[BEGIN Task inputs]

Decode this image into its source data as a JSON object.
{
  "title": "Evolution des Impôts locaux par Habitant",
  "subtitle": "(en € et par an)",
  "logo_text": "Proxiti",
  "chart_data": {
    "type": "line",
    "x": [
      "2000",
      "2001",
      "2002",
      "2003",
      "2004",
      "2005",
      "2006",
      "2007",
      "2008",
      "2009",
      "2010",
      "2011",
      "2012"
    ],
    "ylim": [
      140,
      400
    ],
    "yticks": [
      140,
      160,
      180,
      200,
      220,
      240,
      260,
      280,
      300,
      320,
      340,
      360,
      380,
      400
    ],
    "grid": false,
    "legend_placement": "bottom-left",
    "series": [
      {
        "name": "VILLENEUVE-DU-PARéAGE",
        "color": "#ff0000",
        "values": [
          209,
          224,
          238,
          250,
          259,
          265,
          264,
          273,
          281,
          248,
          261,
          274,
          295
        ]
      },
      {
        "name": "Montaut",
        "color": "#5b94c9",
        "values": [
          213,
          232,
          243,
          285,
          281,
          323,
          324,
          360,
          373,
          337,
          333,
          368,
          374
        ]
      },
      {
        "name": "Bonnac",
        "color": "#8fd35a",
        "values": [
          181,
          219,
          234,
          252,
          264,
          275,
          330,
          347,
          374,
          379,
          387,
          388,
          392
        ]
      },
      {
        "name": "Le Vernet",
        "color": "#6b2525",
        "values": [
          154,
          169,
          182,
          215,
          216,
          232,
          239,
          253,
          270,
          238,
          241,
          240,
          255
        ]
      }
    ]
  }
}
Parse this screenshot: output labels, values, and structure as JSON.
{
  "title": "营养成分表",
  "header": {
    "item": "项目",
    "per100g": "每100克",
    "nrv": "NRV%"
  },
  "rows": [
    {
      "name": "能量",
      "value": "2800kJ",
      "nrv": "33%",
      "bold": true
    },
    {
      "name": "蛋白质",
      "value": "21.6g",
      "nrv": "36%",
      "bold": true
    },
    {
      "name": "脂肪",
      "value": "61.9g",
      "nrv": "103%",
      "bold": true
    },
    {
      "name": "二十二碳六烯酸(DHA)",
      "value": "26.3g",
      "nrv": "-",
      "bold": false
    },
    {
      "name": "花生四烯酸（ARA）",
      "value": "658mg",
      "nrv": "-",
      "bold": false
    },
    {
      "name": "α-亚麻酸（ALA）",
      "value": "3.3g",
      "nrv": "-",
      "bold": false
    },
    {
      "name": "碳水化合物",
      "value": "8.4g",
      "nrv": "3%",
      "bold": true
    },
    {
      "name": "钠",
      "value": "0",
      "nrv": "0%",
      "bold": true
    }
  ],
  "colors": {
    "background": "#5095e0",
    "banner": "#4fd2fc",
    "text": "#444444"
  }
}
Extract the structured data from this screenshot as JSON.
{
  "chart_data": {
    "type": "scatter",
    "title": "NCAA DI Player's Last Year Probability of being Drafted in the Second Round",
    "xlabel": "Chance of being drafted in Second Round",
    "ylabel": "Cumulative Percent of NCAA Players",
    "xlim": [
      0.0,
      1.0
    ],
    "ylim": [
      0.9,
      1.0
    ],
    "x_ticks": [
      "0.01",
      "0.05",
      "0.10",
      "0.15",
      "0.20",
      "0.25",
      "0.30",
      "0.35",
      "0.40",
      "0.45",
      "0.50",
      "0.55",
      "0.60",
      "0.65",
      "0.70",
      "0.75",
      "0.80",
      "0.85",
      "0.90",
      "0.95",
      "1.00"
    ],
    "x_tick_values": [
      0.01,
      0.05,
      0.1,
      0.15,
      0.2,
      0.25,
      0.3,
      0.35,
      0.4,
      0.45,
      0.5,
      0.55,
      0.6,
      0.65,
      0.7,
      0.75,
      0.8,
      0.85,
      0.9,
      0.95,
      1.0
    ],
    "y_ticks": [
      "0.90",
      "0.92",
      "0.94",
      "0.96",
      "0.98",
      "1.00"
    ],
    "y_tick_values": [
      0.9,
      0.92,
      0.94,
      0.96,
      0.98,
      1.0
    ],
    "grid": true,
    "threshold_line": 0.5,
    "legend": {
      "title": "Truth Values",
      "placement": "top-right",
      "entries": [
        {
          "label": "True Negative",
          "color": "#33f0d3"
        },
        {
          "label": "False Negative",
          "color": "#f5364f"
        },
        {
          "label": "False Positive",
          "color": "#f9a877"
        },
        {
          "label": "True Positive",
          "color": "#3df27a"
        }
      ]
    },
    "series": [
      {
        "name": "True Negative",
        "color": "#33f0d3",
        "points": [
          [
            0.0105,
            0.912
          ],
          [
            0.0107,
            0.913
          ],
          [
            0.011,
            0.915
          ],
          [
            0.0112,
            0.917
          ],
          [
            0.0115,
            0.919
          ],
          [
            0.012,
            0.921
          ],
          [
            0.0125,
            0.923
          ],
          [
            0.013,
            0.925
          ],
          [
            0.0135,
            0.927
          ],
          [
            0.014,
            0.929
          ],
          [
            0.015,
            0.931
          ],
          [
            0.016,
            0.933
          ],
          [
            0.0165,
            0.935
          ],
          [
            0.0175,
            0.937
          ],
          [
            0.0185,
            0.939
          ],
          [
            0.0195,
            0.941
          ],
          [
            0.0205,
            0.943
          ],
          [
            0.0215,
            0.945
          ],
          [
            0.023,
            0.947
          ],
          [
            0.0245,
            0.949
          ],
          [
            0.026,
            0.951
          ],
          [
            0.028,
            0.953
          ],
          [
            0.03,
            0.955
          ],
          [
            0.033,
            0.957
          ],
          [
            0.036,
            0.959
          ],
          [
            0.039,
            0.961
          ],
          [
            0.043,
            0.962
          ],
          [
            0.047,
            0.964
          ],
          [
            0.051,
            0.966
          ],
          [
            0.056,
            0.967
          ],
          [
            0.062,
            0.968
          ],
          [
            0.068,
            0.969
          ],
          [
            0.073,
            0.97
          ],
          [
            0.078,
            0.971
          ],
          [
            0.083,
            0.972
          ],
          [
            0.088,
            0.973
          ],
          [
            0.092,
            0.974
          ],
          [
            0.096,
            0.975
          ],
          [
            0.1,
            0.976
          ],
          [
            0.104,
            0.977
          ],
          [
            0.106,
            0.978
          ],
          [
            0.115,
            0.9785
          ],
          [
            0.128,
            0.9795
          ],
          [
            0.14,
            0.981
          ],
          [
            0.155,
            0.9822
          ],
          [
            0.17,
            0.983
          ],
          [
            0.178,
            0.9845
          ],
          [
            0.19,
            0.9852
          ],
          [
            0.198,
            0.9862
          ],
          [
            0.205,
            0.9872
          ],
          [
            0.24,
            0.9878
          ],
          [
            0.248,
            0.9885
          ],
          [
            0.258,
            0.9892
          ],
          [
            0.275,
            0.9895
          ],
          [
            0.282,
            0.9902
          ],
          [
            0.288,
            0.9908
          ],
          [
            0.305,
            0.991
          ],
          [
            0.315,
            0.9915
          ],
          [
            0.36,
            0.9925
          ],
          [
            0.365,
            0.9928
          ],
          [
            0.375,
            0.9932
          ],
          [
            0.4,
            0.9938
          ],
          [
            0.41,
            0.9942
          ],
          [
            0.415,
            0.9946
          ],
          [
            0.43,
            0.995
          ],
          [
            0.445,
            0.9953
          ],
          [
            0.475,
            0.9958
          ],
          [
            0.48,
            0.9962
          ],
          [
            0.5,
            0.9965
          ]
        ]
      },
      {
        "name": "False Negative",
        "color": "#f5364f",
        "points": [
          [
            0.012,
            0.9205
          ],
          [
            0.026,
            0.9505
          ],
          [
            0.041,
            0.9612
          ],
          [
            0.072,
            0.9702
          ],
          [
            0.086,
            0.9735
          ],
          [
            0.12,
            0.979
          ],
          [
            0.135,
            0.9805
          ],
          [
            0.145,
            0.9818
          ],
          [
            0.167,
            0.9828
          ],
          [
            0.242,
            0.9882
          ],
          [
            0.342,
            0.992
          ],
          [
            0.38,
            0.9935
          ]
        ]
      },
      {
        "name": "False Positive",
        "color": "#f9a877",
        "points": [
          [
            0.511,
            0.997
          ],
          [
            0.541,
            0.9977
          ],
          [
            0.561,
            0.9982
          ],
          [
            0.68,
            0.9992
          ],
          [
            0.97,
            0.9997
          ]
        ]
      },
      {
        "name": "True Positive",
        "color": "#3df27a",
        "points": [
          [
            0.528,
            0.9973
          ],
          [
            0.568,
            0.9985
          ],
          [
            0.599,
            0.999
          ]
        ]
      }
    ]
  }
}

[END Task inputs]

→ What you have to do: Using the records above, pull out each line where the word "Negative" occurs.

→ Response to the task:
          "label": "True Negative",
          "label": "False Negative",
        "name": "True Negative",
        "name": "False Negative",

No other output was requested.